Every entry needs to be reproduced exactly.

━━━━━━━━━━━━━━━━━━━━━━━━━━━━━━

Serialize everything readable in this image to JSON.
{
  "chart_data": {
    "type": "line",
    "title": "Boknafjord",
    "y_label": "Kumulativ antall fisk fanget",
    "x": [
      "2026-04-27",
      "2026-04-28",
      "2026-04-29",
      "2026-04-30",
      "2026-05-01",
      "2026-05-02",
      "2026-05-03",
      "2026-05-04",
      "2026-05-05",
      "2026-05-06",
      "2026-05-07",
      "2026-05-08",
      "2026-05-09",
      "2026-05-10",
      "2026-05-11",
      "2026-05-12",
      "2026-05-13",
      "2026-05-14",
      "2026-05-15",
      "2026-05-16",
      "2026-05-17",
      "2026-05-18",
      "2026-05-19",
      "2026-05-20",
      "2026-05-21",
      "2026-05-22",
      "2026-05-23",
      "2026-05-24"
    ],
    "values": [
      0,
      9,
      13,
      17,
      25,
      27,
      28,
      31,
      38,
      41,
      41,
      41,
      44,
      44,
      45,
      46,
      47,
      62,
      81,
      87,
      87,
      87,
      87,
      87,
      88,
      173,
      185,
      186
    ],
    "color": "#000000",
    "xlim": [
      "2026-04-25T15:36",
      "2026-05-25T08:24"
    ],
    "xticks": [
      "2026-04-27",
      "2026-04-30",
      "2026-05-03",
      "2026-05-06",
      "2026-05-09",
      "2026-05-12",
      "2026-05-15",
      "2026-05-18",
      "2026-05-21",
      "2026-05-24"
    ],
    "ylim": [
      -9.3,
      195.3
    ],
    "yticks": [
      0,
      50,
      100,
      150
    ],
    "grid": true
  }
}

━━━━━━━━━━━━━━━━━━━━━━━━━━━━━━

** Problem solution **
Serialize everything readable in this image to JSON.
{
  "chart_data": {
    "type": "line",
    "title": "Boknafjord",
    "y_label": "Kumulativ antall fisk fanget",
    "x": [
      "2026-04-27",
      "2026-04-28",
      "2026-04-29",
      "2026-04-30",
      "2026-05-01",
      "2026-05-02",
      "2026-05-03",
      "2026-05-04",
      "2026-05-05",
      "2026-05-06",
      "2026-05-07",
      "2026-05-08",
      "2026-05-09",
      "2026-05-10",
      "2026-05-11",
      "2026-05-12",
      "2026-05-13",
      "2026-05-14",
      "2026-05-15",
      "2026-05-16",
      "2026-05-17",
      "2026-05-18",
      "2026-05-19",
      "2026-05-20",
      "2026-05-21",
      "2026-05-22",
      "2026-05-23",
      "2026-05-24"
    ],
    "values": [
      0,
      9,
      13,
      17,
      25,
      27,
      28,
      31,
      38,
      41,
      41,
      41,
      44,
      44,
      45,
      46,
      47,
      62,
      81,
      87,
      87,
      87,
      87,
      87,
      88,
      173,
      185,
      186
    ],
    "color": "#000000",
    "xlim": [
      "2026-04-25T15:36",
      "2026-05-25T08:24"
    ],
    "xticks": [
      "2026-04-27",
      "2026-04-30",
      "2026-05-03",
      "2026-05-06",
      "2026-05-09",
      "2026-05-12",
      "2026-05-15",
      "2026-05-18",
      "2026-05-21",
      "2026-05-24"
    ],
    "ylim": [
      -9.3,
      195.3
    ],
    "yticks": [
      0,
      50,
      100,
      150
    ],
    "grid": true
  }
}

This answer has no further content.